[start]

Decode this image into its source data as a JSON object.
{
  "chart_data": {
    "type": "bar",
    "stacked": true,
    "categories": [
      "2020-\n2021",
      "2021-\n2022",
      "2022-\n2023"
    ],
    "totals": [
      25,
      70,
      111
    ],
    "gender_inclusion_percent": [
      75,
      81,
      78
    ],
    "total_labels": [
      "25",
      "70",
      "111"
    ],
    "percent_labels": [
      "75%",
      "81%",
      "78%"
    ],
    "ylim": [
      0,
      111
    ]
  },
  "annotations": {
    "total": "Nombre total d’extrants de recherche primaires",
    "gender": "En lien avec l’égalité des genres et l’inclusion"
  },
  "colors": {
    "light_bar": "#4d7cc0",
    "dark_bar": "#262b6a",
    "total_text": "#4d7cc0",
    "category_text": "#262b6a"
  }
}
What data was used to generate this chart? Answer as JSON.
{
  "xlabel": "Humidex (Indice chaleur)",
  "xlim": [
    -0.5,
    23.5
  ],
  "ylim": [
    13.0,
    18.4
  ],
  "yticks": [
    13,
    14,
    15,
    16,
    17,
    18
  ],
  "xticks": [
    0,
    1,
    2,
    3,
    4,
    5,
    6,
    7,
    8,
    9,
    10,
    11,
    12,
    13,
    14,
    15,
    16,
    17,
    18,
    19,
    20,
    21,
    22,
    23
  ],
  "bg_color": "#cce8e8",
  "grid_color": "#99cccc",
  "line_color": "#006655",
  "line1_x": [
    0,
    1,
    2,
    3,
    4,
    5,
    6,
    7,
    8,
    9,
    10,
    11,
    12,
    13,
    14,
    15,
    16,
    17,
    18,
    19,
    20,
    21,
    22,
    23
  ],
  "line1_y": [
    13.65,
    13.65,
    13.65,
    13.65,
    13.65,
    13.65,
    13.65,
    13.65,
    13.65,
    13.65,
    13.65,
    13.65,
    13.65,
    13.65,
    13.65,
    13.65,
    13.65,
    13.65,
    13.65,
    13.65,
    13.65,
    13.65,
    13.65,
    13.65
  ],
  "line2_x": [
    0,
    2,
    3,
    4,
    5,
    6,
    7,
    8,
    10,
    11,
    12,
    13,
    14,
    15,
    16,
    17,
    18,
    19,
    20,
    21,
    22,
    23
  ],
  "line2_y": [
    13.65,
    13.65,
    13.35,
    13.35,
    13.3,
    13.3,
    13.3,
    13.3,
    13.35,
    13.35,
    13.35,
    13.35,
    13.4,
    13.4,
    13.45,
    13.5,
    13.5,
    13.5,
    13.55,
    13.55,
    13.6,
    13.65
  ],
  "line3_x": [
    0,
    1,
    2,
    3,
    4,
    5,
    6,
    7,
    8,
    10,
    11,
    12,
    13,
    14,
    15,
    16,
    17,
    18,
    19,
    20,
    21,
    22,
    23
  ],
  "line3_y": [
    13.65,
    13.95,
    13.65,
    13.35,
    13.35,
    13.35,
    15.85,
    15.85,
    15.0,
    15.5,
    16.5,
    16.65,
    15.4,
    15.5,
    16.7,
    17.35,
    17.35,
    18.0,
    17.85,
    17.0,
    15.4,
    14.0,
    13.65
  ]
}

[end]

**Exercise:** Select all lines with the word "this" from the entries above.

**Written answer:**
Decode this image into its source data as a JSON object.
What data was used to generate this chart? Answer as JSON.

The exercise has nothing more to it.